**Problem details:**
Copy out the passage below about Matt Birk's football career word for word, from start to finish.

**Text section:**
:::::

Murphy explained that he routinely points to the center when recruiting as an example that players can have success in the NFL coming out of his program.

Miami Dolphins head coach Joe Philbin, who served as Harvard’s offensive coordinator during Birk’s senior year, said he keeps in touch with the lineman regularly.

“I was able to get a job at the University of Iowa from Harvard because of Matt,” Philbin explained. “During that spring he got drafted, I would have calls from scouts and O-line coaches.... Having coached him certainly helped, no question.”

But when Birk looks back over the course of his career, he notes that he never expected to get where he is today, getting ready to start in football’s biggest game.

“I was just trying to hold on every year,” Birk said. “That's how I've always looked at it....  Everybody has their share of failures in football and in life. Football teaches you that you just keep working, work as hard as you can and get as good as you can. That gives you the best chance of success.”

For Birk’s former coaches, seeing the lineman achieve that success has been extremely rewarding.

“I was there for the recruitment of Matt, and just the kind of guy he is now, the kind of leader he is, the kind of football player he is, the husband, the father he is, the great guy that he is now to be around, working with him again when he’s in his mid-30s, that’s just a great deal,” said Ravens senior offensive assistant Craig Ver Steeg, who worked for Harvard from 1994-95.

“It’s truly a testament to [Birk’s] desire to be his best at everything he does,” Murphy added. “He’s a very driven guy in a positive way.”

So as retirement rumors swirl around the center once more, Birk is just trying to savor each remaining moment of a career nobody expected him to have when he first arrived in college.

“This is a heck of a way to make a living and it's a heck of a lot of fun,” Birk said. “I just try to enjoy it every day and every year.”

:::::

**Rows:**

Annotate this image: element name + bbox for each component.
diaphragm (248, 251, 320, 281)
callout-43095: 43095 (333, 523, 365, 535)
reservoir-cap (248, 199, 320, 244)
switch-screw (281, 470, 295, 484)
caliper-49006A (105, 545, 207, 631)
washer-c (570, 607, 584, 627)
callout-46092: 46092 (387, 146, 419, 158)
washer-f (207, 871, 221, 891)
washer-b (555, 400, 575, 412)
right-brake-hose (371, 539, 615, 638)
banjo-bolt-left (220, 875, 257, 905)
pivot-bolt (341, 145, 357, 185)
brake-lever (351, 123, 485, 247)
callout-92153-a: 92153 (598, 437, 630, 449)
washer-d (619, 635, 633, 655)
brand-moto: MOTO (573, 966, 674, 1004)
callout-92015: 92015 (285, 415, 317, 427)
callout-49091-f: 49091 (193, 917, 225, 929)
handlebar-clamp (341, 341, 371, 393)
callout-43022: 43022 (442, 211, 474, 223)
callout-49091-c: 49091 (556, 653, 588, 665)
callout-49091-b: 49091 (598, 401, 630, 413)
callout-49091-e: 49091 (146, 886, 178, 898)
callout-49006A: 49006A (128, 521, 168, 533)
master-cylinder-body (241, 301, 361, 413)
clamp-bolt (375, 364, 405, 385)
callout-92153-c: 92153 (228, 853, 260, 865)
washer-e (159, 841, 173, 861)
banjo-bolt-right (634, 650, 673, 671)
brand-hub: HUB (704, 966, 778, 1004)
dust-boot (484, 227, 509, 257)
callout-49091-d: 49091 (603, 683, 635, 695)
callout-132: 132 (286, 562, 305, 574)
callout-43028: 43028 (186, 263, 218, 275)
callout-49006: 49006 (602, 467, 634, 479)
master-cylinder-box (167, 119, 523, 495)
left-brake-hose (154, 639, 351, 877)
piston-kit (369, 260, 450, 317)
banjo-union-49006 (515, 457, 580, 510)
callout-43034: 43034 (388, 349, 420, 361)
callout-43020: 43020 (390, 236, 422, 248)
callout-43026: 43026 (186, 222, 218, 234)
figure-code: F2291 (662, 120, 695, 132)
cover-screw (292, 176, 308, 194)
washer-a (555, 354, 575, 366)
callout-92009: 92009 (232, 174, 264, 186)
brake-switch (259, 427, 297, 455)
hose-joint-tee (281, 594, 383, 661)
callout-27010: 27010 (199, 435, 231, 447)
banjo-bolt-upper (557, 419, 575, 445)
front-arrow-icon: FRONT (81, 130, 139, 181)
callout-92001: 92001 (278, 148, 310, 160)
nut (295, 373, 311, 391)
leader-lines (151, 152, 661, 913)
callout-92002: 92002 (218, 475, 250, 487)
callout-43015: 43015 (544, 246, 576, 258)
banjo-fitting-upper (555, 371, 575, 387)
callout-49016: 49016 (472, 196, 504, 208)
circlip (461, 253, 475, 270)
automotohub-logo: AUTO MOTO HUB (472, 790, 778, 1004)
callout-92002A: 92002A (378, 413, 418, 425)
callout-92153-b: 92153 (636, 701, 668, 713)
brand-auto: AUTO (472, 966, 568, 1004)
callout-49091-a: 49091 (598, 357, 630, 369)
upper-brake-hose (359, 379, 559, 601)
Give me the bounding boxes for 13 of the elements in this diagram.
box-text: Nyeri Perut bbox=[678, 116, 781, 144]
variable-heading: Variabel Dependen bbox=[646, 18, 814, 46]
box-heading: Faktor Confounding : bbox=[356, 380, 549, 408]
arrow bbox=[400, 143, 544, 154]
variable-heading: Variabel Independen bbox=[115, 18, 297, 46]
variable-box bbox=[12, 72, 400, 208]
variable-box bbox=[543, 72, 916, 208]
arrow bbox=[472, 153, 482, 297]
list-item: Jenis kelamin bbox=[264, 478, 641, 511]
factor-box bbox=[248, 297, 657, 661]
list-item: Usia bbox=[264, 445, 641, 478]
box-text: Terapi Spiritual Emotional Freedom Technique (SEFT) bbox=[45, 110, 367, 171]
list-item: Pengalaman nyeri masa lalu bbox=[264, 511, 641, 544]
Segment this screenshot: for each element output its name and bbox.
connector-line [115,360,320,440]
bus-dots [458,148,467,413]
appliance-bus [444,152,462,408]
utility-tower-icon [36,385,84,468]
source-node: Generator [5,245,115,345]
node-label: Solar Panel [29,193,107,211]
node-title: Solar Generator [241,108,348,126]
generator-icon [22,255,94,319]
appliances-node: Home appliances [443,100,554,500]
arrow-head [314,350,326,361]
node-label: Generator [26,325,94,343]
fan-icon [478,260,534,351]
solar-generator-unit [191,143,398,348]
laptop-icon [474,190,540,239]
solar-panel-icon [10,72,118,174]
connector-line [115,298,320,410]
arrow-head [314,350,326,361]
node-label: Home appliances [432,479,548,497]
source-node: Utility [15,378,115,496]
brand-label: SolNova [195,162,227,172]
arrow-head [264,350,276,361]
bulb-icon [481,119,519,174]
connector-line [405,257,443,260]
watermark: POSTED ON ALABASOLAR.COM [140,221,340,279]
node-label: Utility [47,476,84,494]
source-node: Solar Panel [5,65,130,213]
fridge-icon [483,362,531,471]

:::::

**Complete output:**
Murphy explained that he routinely points to the center when recruiting as an example that players can have success in the NFL coming out of his program.

Miami Dolphins head coach Joe Philbin, who served as Harvard’s offensive coordinator during Birk’s senior year, said he keeps in touch with the lineman regularly.

“I was able to get a job at the University of Iowa from Harvard because of Matt,” Philbin explained. “During that spring he got drafted, I would have calls from scouts and O-line coaches.... Having coached him certainly helped, no question.”

But when Birk looks back over the course of his career, he notes that he never expected to get where he is today, getting ready to start in football’s biggest game.

“I was just trying to hold on every year,” Birk said. “That's how I've always looked at it....  Everybody has their share of failures in football and in life. Football teaches you that you just keep working, work as hard as you can and get as good as you can. That gives you the best chance of success.”

For Birk’s former coaches, seeing the lineman achieve that success has been extremely rewarding.

“I was there for the recruitment of Matt, and just the kind of guy he is now, the kind of leader he is, the kind of football player he is, the husband, the father he is, the great guy that he is now to be around, working with him again when he’s in his mid-30s, that’s just a great deal,” said Ravens senior offensive assistant Craig Ver Steeg, who worked for Harvard from 1994-95.

“It’s truly a testament to [Birk’s] desire to be his best at everything he does,” Murphy added. “He’s a very driven guy in a positive way.”

So as retirement rumors swirl around the center once more, Birk is just trying to savor each remaining moment of a career nobody expected him to have when he first arrived in college.

“This is a heck of a way to make a living and it's a heck of a lot of fun,” Birk said. “I just try to enjoy it every day and every year.”